Saved entries:
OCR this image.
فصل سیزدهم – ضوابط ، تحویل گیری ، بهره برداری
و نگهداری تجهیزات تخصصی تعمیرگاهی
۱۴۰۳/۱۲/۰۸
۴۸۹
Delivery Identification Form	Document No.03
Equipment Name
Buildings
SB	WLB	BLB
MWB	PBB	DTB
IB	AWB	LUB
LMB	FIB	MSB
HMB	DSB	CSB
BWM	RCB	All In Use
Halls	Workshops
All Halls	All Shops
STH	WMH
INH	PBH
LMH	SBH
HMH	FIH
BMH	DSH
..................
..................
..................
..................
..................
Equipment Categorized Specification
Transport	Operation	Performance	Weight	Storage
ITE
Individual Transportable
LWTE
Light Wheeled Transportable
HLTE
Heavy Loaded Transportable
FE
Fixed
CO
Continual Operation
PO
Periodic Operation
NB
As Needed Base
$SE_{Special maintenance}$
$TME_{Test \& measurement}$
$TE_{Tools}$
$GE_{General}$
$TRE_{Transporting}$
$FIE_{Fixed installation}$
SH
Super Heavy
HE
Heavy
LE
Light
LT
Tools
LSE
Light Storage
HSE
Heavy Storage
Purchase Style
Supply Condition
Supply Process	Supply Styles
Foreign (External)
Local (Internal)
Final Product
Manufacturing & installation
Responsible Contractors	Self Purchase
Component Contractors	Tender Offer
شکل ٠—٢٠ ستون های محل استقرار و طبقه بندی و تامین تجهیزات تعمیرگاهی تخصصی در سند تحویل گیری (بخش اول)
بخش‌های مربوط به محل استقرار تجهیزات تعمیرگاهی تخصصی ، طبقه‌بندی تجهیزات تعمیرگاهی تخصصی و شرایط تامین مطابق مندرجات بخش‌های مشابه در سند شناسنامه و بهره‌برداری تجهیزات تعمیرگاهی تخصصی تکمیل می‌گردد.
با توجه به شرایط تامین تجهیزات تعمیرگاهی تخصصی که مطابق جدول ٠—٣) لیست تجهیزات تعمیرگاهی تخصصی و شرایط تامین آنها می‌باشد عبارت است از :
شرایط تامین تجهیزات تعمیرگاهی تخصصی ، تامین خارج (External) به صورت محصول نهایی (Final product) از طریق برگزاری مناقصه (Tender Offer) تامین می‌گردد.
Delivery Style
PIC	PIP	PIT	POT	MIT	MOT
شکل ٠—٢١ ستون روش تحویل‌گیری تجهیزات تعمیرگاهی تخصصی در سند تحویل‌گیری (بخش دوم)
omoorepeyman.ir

**WORK REQUIRED:**
Reproduce the material in full, with no word added or dropped.

**SOLUTION TO THE EXERCISE:**
OCR this image.
فصل سیزدهم – ضوابط ، تحویل گیری ، بهره برداری
و نگهداری تجهیزات تخصصی تعمیرگاهی
۱۴۰۳/۱۲/۰۸
۴۸۹
Delivery Identification Form	Document No.03
Equipment Name
Buildings
SB	WLB	BLB
MWB	PBB	DTB
IB	AWB	LUB
LMB	FIB	MSB
HMB	DSB	CSB
BWM	RCB	All In Use
Halls	Workshops
All Halls	All Shops
STH	WMH
INH	PBH
LMH	SBH
HMH	FIH
BMH	DSH
..................
..................
..................
..................
..................
Equipment Categorized Specification
Transport	Operation	Performance	Weight	Storage
ITE
Individual Transportable
LWTE
Light Wheeled Transportable
HLTE
Heavy Loaded Transportable
FE
Fixed
CO
Continual Operation
PO
Periodic Operation
NB
As Needed Base
$SE_{Special maintenance}$
$TME_{Test \& measurement}$
$TE_{Tools}$
$GE_{General}$
$TRE_{Transporting}$
$FIE_{Fixed installation}$
SH
Super Heavy
HE
Heavy
LE
Light
LT
Tools
LSE
Light Storage
HSE
Heavy Storage
Purchase Style
Supply Condition
Supply Process	Supply Styles
Foreign (External)
Local (Internal)
Final Product
Manufacturing & installation
Responsible Contractors	Self Purchase
Component Contractors	Tender Offer
شکل ٠—٢٠ ستون های محل استقرار و طبقه بندی و تامین تجهیزات تعمیرگاهی تخصصی در سند تحویل گیری (بخش اول)
بخش‌های مربوط به محل استقرار تجهیزات تعمیرگاهی تخصصی ، طبقه‌بندی تجهیزات تعمیرگاهی تخصصی و شرایط تامین مطابق مندرجات بخش‌های مشابه در سند شناسنامه و بهره‌برداری تجهیزات تعمیرگاهی تخصصی تکمیل می‌گردد.
با توجه به شرایط تامین تجهیزات تعمیرگاهی تخصصی که مطابق جدول ٠—٣) لیست تجهیزات تعمیرگاهی تخصصی و شرایط تامین آنها می‌باشد عبارت است از :
شرایط تامین تجهیزات تعمیرگاهی تخصصی ، تامین خارج (External) به صورت محصول نهایی (Final product) از طریق برگزاری مناقصه (Tender Offer) تامین می‌گردد.
Delivery Style
PIC	PIP	PIT	POT	MIT	MOT
شکل ٠—٢١ ستون روش تحویل‌گیری تجهیزات تعمیرگاهی تخصصی در سند تحویل‌گیری (بخش دوم)
omoorepeyman.ir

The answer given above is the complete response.